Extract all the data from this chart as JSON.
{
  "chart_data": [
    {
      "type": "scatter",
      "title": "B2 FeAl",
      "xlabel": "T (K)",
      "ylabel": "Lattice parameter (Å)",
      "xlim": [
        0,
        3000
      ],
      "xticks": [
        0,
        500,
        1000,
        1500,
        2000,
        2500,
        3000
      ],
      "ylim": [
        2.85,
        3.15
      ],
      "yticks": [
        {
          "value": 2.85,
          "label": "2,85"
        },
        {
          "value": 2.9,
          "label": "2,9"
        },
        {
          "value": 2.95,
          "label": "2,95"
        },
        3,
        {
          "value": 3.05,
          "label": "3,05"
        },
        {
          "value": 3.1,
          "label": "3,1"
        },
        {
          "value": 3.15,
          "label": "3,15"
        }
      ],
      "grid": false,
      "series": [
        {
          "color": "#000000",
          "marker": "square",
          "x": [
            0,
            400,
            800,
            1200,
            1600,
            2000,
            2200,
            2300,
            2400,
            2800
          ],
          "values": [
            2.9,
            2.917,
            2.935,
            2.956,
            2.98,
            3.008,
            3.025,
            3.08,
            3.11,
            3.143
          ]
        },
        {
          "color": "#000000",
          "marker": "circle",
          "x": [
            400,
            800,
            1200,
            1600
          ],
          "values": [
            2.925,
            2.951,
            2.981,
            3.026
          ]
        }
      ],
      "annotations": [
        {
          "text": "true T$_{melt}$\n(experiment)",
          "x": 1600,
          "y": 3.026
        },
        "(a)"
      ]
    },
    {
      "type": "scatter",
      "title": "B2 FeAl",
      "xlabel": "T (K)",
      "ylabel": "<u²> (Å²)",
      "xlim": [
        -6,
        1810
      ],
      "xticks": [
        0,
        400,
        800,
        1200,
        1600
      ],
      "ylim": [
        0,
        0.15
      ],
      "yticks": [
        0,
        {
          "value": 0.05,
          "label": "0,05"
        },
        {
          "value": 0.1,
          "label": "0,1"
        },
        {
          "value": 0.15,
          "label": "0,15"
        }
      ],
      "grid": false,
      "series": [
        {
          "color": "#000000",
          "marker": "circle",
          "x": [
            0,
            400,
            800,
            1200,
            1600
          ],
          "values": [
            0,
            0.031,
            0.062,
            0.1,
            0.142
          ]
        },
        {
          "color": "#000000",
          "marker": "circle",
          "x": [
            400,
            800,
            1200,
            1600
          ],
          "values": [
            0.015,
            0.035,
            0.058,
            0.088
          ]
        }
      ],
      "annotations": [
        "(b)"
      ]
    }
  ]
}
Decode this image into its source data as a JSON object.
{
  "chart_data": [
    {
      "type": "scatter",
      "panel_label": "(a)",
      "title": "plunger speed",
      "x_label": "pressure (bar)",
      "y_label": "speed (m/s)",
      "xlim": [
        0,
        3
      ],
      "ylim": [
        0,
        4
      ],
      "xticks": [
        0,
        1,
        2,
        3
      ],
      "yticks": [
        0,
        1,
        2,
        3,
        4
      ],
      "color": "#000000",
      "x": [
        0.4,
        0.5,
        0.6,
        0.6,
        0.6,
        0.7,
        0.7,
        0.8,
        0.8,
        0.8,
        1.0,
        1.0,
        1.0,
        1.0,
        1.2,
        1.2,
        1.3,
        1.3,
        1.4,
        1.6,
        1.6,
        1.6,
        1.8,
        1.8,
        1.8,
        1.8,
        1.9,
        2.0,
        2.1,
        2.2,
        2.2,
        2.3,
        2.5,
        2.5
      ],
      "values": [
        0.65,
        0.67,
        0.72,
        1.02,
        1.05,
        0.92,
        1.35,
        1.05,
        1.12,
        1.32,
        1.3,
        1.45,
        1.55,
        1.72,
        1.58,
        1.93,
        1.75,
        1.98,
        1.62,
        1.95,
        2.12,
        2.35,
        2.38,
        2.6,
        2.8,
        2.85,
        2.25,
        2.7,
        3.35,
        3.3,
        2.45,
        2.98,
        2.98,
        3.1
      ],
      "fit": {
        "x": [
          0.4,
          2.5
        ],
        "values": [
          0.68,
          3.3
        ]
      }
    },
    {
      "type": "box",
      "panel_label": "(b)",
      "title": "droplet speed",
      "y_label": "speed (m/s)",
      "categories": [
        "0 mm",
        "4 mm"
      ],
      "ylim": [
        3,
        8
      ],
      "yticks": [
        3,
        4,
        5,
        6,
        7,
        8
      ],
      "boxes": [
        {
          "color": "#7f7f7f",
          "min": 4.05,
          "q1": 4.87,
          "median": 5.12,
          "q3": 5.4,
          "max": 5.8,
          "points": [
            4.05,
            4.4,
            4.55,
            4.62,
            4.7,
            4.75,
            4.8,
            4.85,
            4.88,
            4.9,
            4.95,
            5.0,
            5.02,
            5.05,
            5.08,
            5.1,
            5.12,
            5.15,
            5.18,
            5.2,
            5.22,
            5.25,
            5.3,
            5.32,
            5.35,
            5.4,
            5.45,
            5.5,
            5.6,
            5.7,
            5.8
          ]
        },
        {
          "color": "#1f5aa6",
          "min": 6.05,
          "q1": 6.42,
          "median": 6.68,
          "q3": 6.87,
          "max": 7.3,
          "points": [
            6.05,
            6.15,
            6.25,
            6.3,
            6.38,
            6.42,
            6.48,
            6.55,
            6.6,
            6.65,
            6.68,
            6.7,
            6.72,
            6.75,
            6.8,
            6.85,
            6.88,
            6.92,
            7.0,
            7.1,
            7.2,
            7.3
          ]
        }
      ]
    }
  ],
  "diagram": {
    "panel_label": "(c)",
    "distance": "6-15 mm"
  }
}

▶ **Work to do**
All the data must be duplicated exactly, with nothing added or removed.

▶ **Task answer**
Extract all the data from this chart as JSON.
{
  "chart_data": [
    {
      "type": "scatter",
      "title": "B2 FeAl",
      "xlabel": "T (K)",
      "ylabel": "Lattice parameter (Å)",
      "xlim": [
        0,
        3000
      ],
      "xticks": [
        0,
        500,
        1000,
        1500,
        2000,
        2500,
        3000
      ],
      "ylim": [
        2.85,
        3.15
      ],
      "yticks": [
        {
          "value": 2.85,
          "label": "2,85"
        },
        {
          "value": 2.9,
          "label": "2,9"
        },
        {
          "value": 2.95,
          "label": "2,95"
        },
        3,
        {
          "value": 3.05,
          "label": "3,05"
        },
        {
          "value": 3.1,
          "label": "3,1"
        },
        {
          "value": 3.15,
          "label": "3,15"
        }
      ],
      "grid": false,
      "series": [
        {
          "color": "#000000",
          "marker": "square",
          "x": [
            0,
            400,
            800,
            1200,
            1600,
            2000,
            2200,
            2300,
            2400,
            2800
          ],
          "values": [
            2.9,
            2.917,
            2.935,
            2.956,
            2.98,
            3.008,
            3.025,
            3.08,
            3.11,
            3.143
          ]
        },
        {
          "color": "#000000",
          "marker": "circle",
          "x": [
            400,
            800,
            1200,
            1600
          ],
          "values": [
            2.925,
            2.951,
            2.981,
            3.026
          ]
        }
      ],
      "annotations": [
        {
          "text": "true T$_{melt}$\n(experiment)",
          "x": 1600,
          "y": 3.026
        },
        "(a)"
      ]
    },
    {
      "type": "scatter",
      "title": "B2 FeAl",
      "xlabel": "T (K)",
      "ylabel": "<u²> (Å²)",
      "xlim": [
        -6,
        1810
      ],
      "xticks": [
        0,
        400,
        800,
        1200,
        1600
      ],
      "ylim": [
        0,
        0.15
      ],
      "yticks": [
        0,
        {
          "value": 0.05,
          "label": "0,05"
        },
        {
          "value": 0.1,
          "label": "0,1"
        },
        {
          "value": 0.15,
          "label": "0,15"
        }
      ],
      "grid": false,
      "series": [
        {
          "color": "#000000",
          "marker": "circle",
          "x": [
            0,
            400,
            800,
            1200,
            1600
          ],
          "values": [
            0,
            0.031,
            0.062,
            0.1,
            0.142
          ]
        },
        {
          "color": "#000000",
          "marker": "circle",
          "x": [
            400,
            800,
            1200,
            1600
          ],
          "values": [
            0.015,
            0.035,
            0.058,
            0.088
          ]
        }
      ],
      "annotations": [
        "(b)"
      ]
    }
  ]
}
Decode this image into its source data as a JSON object.
{
  "chart_data": [
    {
      "type": "scatter",
      "panel_label": "(a)",
      "title": "plunger speed",
      "x_label": "pressure (bar)",
      "y_label": "speed (m/s)",
      "xlim": [
        0,
        3
      ],
      "ylim": [
        0,
        4
      ],
      "xticks": [
        0,
        1,
        2,
        3
      ],
      "yticks": [
        0,
        1,
        2,
        3,
        4
      ],
      "color": "#000000",
      "x": [
        0.4,
        0.5,
        0.6,
        0.6,
        0.6,
        0.7,
        0.7,
        0.8,
        0.8,
        0.8,
        1.0,
        1.0,
        1.0,
        1.0,
        1.2,
        1.2,
        1.3,
        1.3,
        1.4,
        1.6,
        1.6,
        1.6,
        1.8,
        1.8,
        1.8,
        1.8,
        1.9,
        2.0,
        2.1,
        2.2,
        2.2,
        2.3,
        2.5,
        2.5
      ],
      "values": [
        0.65,
        0.67,
        0.72,
        1.02,
        1.05,
        0.92,
        1.35,
        1.05,
        1.12,
        1.32,
        1.3,
        1.45,
        1.55,
        1.72,
        1.58,
        1.93,
        1.75,
        1.98,
        1.62,
        1.95,
        2.12,
        2.35,
        2.38,
        2.6,
        2.8,
        2.85,
        2.25,
        2.7,
        3.35,
        3.3,
        2.45,
        2.98,
        2.98,
        3.1
      ],
      "fit": {
        "x": [
          0.4,
          2.5
        ],
        "values": [
          0.68,
          3.3
        ]
      }
    },
    {
      "type": "box",
      "panel_label": "(b)",
      "title": "droplet speed",
      "y_label": "speed (m/s)",
      "categories": [
        "0 mm",
        "4 mm"
      ],
      "ylim": [
        3,
        8
      ],
      "yticks": [
        3,
        4,
        5,
        6,
        7,
        8
      ],
      "boxes": [
        {
          "color": "#7f7f7f",
          "min": 4.05,
          "q1": 4.87,
          "median": 5.12,
          "q3": 5.4,
          "max": 5.8,
          "points": [
            4.05,
            4.4,
            4.55,
            4.62,
            4.7,
            4.75,
            4.8,
            4.85,
            4.88,
            4.9,
            4.95,
            5.0,
            5.02,
            5.05,
            5.08,
            5.1,
            5.12,
            5.15,
            5.18,
            5.2,
            5.22,
            5.25,
            5.3,
            5.32,
            5.35,
            5.4,
            5.45,
            5.5,
            5.6,
            5.7,
            5.8
          ]
        },
        {
          "color": "#1f5aa6",
          "min": 6.05,
          "q1": 6.42,
          "median": 6.68,
          "q3": 6.87,
          "max": 7.3,
          "points": [
            6.05,
            6.15,
            6.25,
            6.3,
            6.38,
            6.42,
            6.48,
            6.55,
            6.6,
            6.65,
            6.68,
            6.7,
            6.72,
            6.75,
            6.8,
            6.85,
            6.88,
            6.92,
            7.0,
            7.1,
            7.2,
            7.3
          ]
        }
      ]
    }
  ],
  "diagram": {
    "panel_label": "(c)",
    "distance": "6-15 mm"
  }
}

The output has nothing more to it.